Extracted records
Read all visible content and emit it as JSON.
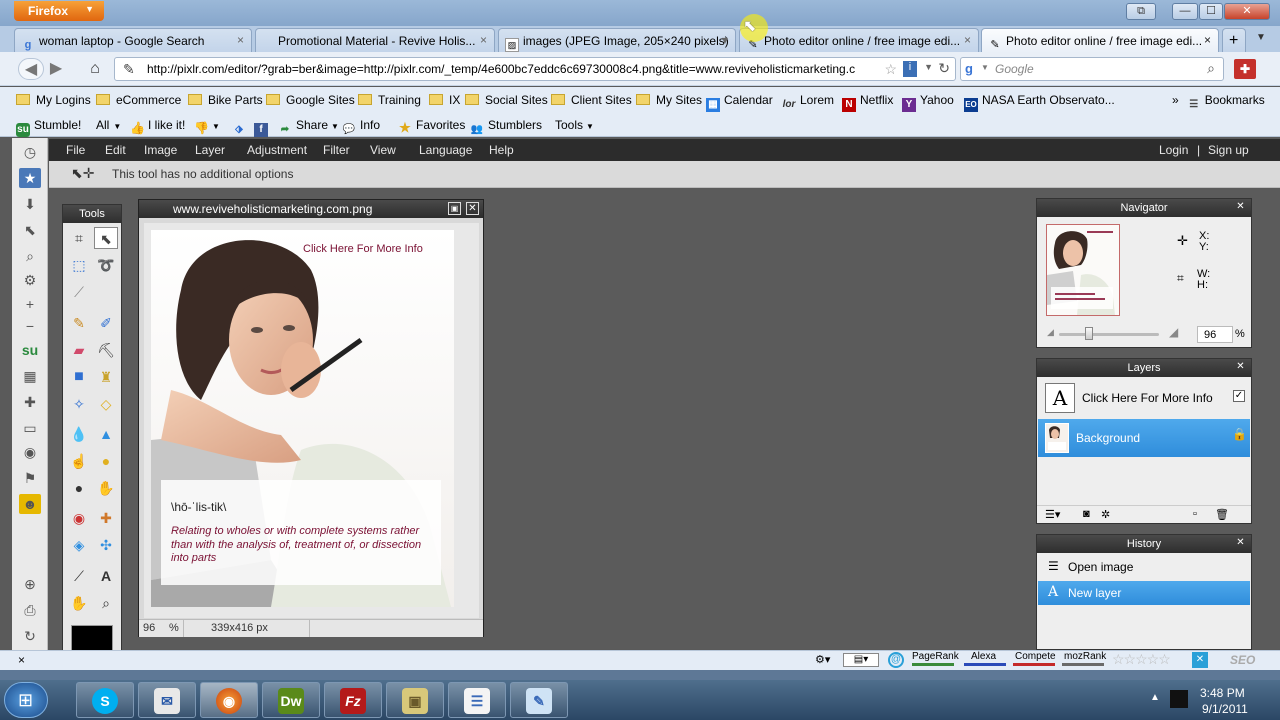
{
  "browser": {
    "menu_label": "Firefox",
    "window_controls": {
      "restore": "⧉",
      "minimize": "—",
      "maximize": "☐",
      "close": "✕"
    },
    "tabs": [
      {
        "label": "woman laptop - Google Search",
        "icon": "google-icon"
      },
      {
        "label": "Promotional Material - Revive Holis...",
        "icon": "none"
      },
      {
        "label": "images (JPEG Image, 205×240 pixels)",
        "icon": "image-icon"
      },
      {
        "label": "Photo editor online / free image edi...",
        "icon": "pixlr-icon"
      },
      {
        "label": "Photo editor online / free image edi...",
        "icon": "pixlr-icon"
      }
    ],
    "new_tab": "+",
    "url": "http://pixlr.com/editor/?grab=ber&image=http://pixlr.com/_temp/4e600bc7eddc6c69730008c4.png&title=www.reviveholisticmarketing.c",
    "search_placeholder": "Google",
    "bookmarks": [
      "My Logins",
      "eCommerce",
      "Bike Parts",
      "Google Sites",
      "Training",
      "IX",
      "Social Sites",
      "Client Sites",
      "My Sites",
      "Calendar",
      "Lorem",
      "Netflix",
      "Yahoo",
      "NASA Earth Observato...",
      "Bookmarks"
    ],
    "stumble": {
      "stumble": "Stumble!",
      "all": "All",
      "like": "I like it!",
      "share": "Share",
      "info": "Info",
      "favorites": "Favorites",
      "stumblers": "Stumblers",
      "tools": "Tools"
    }
  },
  "pixlr": {
    "menu": [
      "File",
      "Edit",
      "Image",
      "Layer",
      "Adjustment",
      "Filter",
      "View",
      "Language",
      "Help"
    ],
    "login": "Login",
    "separator": "|",
    "signup": "Sign up",
    "tool_options": "This tool has no additional options",
    "tools_title": "Tools",
    "document": {
      "title": "www.reviveholisticmarketing.com.png",
      "zoom": "96",
      "zoom_unit": "%",
      "size": "339x416 px",
      "cta": "Click Here For More Info",
      "phonetic": "\\hō-ˈlis-tik\\",
      "definition": "Relating to wholes or with complete systems rather than with the analysis of, treatment of, or dissection into parts"
    },
    "navigator": {
      "title": "Navigator",
      "x": "X:",
      "y": "Y:",
      "w": "W:",
      "h": "H:",
      "zoom": "96",
      "zoom_unit": "%"
    },
    "layers": {
      "title": "Layers",
      "items": [
        {
          "name": "Click Here For More Info",
          "type": "text"
        },
        {
          "name": "Background",
          "type": "image"
        }
      ]
    },
    "history": {
      "title": "History",
      "items": [
        "Open image",
        "New layer"
      ]
    }
  },
  "statusbar": {
    "pagerank": "PageRank",
    "alexa": "Alexa",
    "compete": "Compete",
    "mozrank": "mozRank",
    "seo": "SEO"
  },
  "taskbar": {
    "time": "3:48 PM",
    "date": "9/1/2011",
    "apps": [
      "Skype",
      "Outlook",
      "Firefox",
      "Dreamweaver",
      "FileZilla",
      "Explorer",
      "Document",
      "Notepad"
    ]
  },
  "colors": {
    "accent": "#2f8ddb",
    "menu_bg": "#2c2c2c",
    "workspace": "#5b5b5b",
    "cta_text": "#7a1033"
  }
}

> [WORK REQUIRED]
Quote the preceding listing precisely and completely, omitting its images.

> [RESULT OF THE TASK]
Read all visible content and emit it as JSON.
{
  "browser": {
    "menu_label": "Firefox",
    "window_controls": {
      "restore": "⧉",
      "minimize": "—",
      "maximize": "☐",
      "close": "✕"
    },
    "tabs": [
      {
        "label": "woman laptop - Google Search",
        "icon": "google-icon"
      },
      {
        "label": "Promotional Material - Revive Holis...",
        "icon": "none"
      },
      {
        "label": "images (JPEG Image, 205×240 pixels)",
        "icon": "image-icon"
      },
      {
        "label": "Photo editor online / free image edi...",
        "icon": "pixlr-icon"
      },
      {
        "label": "Photo editor online / free image edi...",
        "icon": "pixlr-icon"
      }
    ],
    "new_tab": "+",
    "url": "http://pixlr.com/editor/?grab=ber&image=http://pixlr.com/_temp/4e600bc7eddc6c69730008c4.png&title=www.reviveholisticmarketing.c",
    "search_placeholder": "Google",
    "bookmarks": [
      "My Logins",
      "eCommerce",
      "Bike Parts",
      "Google Sites",
      "Training",
      "IX",
      "Social Sites",
      "Client Sites",
      "My Sites",
      "Calendar",
      "Lorem",
      "Netflix",
      "Yahoo",
      "NASA Earth Observato...",
      "Bookmarks"
    ],
    "stumble": {
      "stumble": "Stumble!",
      "all": "All",
      "like": "I like it!",
      "share": "Share",
      "info": "Info",
      "favorites": "Favorites",
      "stumblers": "Stumblers",
      "tools": "Tools"
    }
  },
  "pixlr": {
    "menu": [
      "File",
      "Edit",
      "Image",
      "Layer",
      "Adjustment",
      "Filter",
      "View",
      "Language",
      "Help"
    ],
    "login": "Login",
    "separator": "|",
    "signup": "Sign up",
    "tool_options": "This tool has no additional options",
    "tools_title": "Tools",
    "document": {
      "title": "www.reviveholisticmarketing.com.png",
      "zoom": "96",
      "zoom_unit": "%",
      "size": "339x416 px",
      "cta": "Click Here For More Info",
      "phonetic": "\\hō-ˈlis-tik\\",
      "definition": "Relating to wholes or with complete systems rather than with the analysis of, treatment of, or dissection into parts"
    },
    "navigator": {
      "title": "Navigator",
      "x": "X:",
      "y": "Y:",
      "w": "W:",
      "h": "H:",
      "zoom": "96",
      "zoom_unit": "%"
    },
    "layers": {
      "title": "Layers",
      "items": [
        {
          "name": "Click Here For More Info",
          "type": "text"
        },
        {
          "name": "Background",
          "type": "image"
        }
      ]
    },
    "history": {
      "title": "History",
      "items": [
        "Open image",
        "New layer"
      ]
    }
  },
  "statusbar": {
    "pagerank": "PageRank",
    "alexa": "Alexa",
    "compete": "Compete",
    "mozrank": "mozRank",
    "seo": "SEO"
  },
  "taskbar": {
    "time": "3:48 PM",
    "date": "9/1/2011",
    "apps": [
      "Skype",
      "Outlook",
      "Firefox",
      "Dreamweaver",
      "FileZilla",
      "Explorer",
      "Document",
      "Notepad"
    ]
  },
  "colors": {
    "accent": "#2f8ddb",
    "menu_bg": "#2c2c2c",
    "workspace": "#5b5b5b",
    "cta_text": "#7a1033"
  }
}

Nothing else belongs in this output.